━━ DATA SUPPLIED

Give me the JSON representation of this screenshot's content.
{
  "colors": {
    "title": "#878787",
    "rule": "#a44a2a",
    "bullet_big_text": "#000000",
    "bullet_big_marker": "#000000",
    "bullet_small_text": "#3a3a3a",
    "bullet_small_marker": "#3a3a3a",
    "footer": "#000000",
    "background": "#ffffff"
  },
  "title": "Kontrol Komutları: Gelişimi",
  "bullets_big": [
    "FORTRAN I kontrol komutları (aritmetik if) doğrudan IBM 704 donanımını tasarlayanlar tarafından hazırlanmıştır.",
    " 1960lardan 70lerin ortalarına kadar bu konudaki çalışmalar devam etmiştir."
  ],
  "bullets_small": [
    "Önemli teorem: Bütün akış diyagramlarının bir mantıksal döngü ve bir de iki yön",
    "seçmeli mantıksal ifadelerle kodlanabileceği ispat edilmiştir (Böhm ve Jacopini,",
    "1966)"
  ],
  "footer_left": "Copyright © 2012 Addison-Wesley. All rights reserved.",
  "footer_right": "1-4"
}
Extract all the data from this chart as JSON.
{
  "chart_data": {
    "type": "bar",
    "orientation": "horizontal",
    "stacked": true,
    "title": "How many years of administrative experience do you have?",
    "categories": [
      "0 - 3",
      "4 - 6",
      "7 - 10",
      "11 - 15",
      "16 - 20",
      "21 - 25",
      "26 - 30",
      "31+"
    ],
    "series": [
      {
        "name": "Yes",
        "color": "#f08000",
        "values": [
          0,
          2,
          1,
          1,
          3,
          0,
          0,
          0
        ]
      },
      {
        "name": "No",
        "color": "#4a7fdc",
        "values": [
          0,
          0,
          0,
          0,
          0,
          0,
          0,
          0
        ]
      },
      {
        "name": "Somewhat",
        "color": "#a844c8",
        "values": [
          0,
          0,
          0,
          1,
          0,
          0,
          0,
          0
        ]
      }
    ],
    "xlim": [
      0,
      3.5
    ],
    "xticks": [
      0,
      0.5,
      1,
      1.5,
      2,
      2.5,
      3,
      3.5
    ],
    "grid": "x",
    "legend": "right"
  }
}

━━━━

## [STATED GOAL]
Reproduce the data in its entirety, matching each character.

## [WRITTEN SOLUTION]
Give me the JSON representation of this screenshot's content.
{
  "colors": {
    "title": "#878787",
    "rule": "#a44a2a",
    "bullet_big_text": "#000000",
    "bullet_big_marker": "#000000",
    "bullet_small_text": "#3a3a3a",
    "bullet_small_marker": "#3a3a3a",
    "footer": "#000000",
    "background": "#ffffff"
  },
  "title": "Kontrol Komutları: Gelişimi",
  "bullets_big": [
    "FORTRAN I kontrol komutları (aritmetik if) doğrudan IBM 704 donanımını tasarlayanlar tarafından hazırlanmıştır.",
    " 1960lardan 70lerin ortalarına kadar bu konudaki çalışmalar devam etmiştir."
  ],
  "bullets_small": [
    "Önemli teorem: Bütün akış diyagramlarının bir mantıksal döngü ve bir de iki yön",
    "seçmeli mantıksal ifadelerle kodlanabileceği ispat edilmiştir (Böhm ve Jacopini,",
    "1966)"
  ],
  "footer_left": "Copyright © 2012 Addison-Wesley. All rights reserved.",
  "footer_right": "1-4"
}
Extract all the data from this chart as JSON.
{
  "chart_data": {
    "type": "bar",
    "orientation": "horizontal",
    "stacked": true,
    "title": "How many years of administrative experience do you have?",
    "categories": [
      "0 - 3",
      "4 - 6",
      "7 - 10",
      "11 - 15",
      "16 - 20",
      "21 - 25",
      "26 - 30",
      "31+"
    ],
    "series": [
      {
        "name": "Yes",
        "color": "#f08000",
        "values": [
          0,
          2,
          1,
          1,
          3,
          0,
          0,
          0
        ]
      },
      {
        "name": "No",
        "color": "#4a7fdc",
        "values": [
          0,
          0,
          0,
          0,
          0,
          0,
          0,
          0
        ]
      },
      {
        "name": "Somewhat",
        "color": "#a844c8",
        "values": [
          0,
          0,
          0,
          1,
          0,
          0,
          0,
          0
        ]
      }
    ],
    "xlim": [
      0,
      3.5
    ],
    "xticks": [
      0,
      0.5,
      1,
      1.5,
      2,
      2.5,
      3,
      3.5
    ],
    "grid": "x",
    "legend": "right"
  }
}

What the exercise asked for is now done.